STATED TASK
Pull every line containing "this" out of the material below.
**** DATA SUPPLIED ****
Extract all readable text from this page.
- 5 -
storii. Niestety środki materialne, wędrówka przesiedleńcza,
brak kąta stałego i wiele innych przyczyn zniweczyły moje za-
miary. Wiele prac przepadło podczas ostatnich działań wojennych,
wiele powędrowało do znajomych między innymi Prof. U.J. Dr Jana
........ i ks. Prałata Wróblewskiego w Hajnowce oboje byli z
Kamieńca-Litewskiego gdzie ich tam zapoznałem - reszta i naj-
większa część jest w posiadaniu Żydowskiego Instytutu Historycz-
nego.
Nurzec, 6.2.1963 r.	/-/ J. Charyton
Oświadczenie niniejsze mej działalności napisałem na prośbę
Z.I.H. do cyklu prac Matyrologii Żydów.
****
**** DATA SUPPLIED ****
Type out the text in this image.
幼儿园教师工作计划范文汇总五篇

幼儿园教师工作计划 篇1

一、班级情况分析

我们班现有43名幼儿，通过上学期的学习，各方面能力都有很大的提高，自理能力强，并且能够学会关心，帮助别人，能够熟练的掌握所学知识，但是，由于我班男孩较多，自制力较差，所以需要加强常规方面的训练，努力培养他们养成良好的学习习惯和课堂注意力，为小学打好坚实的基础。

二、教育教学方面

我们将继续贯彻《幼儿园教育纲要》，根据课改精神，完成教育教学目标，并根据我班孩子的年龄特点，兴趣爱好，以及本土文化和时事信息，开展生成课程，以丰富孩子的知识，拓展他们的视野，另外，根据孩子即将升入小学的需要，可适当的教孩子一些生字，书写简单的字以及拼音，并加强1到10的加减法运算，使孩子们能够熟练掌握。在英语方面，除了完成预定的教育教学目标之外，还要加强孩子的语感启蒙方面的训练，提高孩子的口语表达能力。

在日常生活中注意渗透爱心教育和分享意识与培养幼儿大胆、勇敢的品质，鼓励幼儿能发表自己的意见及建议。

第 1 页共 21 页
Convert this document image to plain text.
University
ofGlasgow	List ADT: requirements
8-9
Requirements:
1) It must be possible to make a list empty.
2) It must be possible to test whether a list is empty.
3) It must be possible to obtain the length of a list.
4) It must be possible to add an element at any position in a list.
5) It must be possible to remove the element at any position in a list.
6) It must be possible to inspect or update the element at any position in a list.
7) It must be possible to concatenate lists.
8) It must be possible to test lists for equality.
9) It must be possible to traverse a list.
****
OUTPUT
Extract all readable text from this page.
Type out the text in this image.
Convert this document image to plain text.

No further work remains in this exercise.